- Dataset extract:
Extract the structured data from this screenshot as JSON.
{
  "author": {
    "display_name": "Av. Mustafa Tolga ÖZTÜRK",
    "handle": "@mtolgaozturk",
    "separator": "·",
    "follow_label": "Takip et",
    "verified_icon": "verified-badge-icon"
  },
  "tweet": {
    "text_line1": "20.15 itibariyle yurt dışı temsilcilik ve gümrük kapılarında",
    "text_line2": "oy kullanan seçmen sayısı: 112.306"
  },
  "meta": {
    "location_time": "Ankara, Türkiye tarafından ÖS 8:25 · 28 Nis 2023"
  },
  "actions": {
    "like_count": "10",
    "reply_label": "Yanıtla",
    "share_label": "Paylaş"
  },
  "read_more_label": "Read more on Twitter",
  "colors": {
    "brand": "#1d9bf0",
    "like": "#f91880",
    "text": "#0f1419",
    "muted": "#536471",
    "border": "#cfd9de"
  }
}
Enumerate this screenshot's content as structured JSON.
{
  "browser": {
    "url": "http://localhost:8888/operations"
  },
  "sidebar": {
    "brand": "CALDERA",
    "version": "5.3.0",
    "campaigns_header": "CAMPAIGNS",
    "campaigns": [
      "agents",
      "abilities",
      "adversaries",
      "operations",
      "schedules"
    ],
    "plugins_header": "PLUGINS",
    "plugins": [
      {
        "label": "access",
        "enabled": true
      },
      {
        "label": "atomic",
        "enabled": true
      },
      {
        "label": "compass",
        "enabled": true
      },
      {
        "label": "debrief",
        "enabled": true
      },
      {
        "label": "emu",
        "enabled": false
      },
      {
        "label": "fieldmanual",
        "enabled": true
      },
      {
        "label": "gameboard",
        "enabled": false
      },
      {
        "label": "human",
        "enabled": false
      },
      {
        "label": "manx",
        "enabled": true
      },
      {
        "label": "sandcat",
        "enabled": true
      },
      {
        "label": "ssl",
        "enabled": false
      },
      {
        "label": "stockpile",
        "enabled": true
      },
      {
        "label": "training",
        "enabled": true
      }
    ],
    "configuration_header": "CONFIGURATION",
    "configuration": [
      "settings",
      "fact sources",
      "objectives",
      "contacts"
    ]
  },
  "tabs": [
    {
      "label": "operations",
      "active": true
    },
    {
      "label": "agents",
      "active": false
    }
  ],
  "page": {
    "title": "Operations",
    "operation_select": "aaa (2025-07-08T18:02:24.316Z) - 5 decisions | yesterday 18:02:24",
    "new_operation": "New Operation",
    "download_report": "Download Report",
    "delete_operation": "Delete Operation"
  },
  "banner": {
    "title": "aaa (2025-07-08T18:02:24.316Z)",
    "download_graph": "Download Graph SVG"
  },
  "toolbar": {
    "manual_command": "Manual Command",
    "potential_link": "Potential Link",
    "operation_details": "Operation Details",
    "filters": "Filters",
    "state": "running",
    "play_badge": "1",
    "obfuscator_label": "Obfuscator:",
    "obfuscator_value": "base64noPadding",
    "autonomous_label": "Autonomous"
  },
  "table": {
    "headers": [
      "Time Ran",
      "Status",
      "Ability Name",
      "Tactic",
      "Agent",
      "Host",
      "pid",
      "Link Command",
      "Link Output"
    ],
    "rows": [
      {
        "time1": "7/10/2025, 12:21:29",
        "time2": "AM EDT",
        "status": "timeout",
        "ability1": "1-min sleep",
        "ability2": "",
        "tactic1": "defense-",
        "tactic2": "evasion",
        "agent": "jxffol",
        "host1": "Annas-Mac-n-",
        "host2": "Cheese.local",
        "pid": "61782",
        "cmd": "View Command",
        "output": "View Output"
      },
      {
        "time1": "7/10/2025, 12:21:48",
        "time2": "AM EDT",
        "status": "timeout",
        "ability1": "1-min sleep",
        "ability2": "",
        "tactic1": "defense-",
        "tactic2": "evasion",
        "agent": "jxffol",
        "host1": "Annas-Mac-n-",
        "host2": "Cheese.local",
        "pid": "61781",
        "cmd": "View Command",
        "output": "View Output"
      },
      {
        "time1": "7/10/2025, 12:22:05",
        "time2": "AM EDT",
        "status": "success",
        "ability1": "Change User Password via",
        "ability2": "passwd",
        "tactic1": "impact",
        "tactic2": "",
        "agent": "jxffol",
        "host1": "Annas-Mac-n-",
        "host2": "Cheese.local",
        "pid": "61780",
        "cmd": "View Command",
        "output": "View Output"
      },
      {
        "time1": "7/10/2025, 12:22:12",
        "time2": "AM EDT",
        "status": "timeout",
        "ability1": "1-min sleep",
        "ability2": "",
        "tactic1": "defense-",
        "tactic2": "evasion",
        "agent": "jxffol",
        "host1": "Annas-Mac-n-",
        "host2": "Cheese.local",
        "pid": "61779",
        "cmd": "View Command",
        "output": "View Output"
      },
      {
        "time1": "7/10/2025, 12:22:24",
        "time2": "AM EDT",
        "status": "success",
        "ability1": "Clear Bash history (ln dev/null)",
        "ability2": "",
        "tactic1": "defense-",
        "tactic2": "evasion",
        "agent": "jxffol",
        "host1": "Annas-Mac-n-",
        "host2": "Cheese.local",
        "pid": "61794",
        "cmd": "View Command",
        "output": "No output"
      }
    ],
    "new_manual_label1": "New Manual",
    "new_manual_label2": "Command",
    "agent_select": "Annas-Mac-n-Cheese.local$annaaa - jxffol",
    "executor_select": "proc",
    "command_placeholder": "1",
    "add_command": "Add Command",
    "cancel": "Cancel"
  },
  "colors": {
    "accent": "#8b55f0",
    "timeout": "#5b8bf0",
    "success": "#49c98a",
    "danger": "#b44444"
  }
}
* * *
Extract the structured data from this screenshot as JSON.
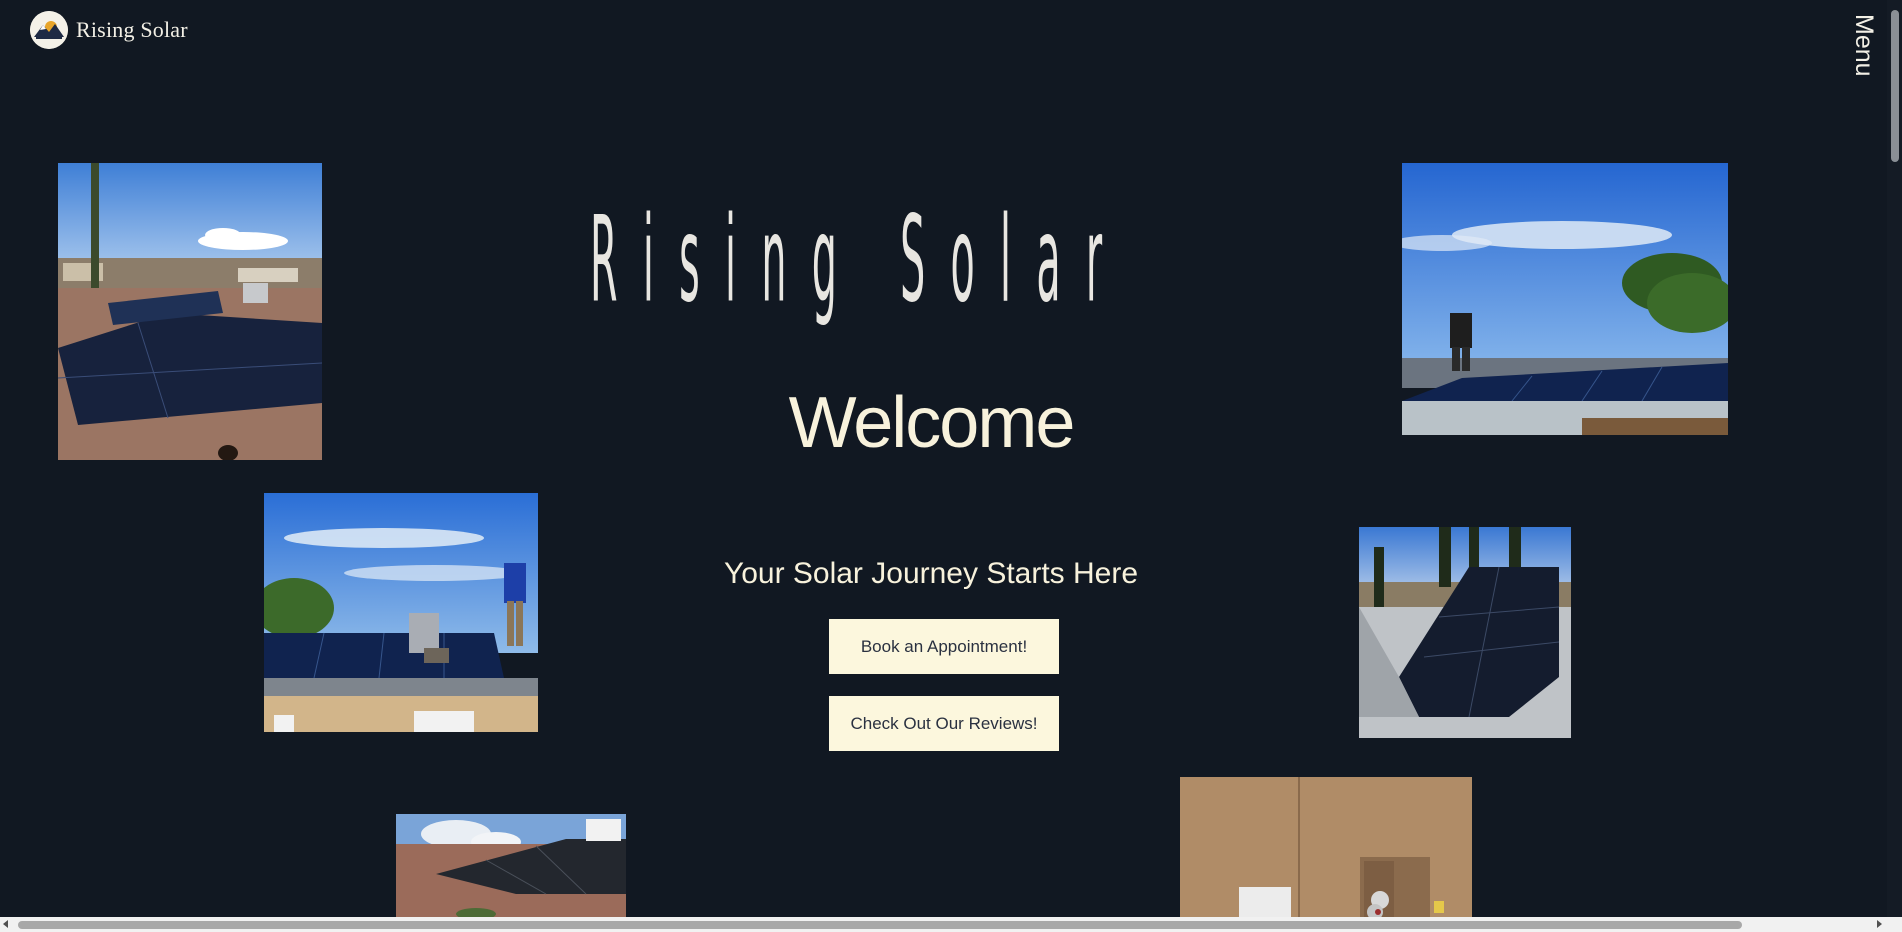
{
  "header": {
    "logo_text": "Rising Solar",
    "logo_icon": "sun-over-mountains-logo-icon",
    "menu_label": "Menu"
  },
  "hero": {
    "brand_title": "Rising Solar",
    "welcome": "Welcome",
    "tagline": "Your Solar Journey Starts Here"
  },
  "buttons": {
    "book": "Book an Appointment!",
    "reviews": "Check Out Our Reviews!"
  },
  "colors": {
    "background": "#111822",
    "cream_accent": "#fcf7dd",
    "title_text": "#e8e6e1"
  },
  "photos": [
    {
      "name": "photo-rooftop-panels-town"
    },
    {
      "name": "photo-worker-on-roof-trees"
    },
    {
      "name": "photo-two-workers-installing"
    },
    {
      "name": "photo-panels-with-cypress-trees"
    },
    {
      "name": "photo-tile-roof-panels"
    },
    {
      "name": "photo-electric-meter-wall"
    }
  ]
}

- Short exercise: Copy out every line of the listing that contains the string "icon".

- Written solution:
    "verified_icon": "verified-badge-icon"
    "logo_icon": "sun-over-mountains-logo-icon",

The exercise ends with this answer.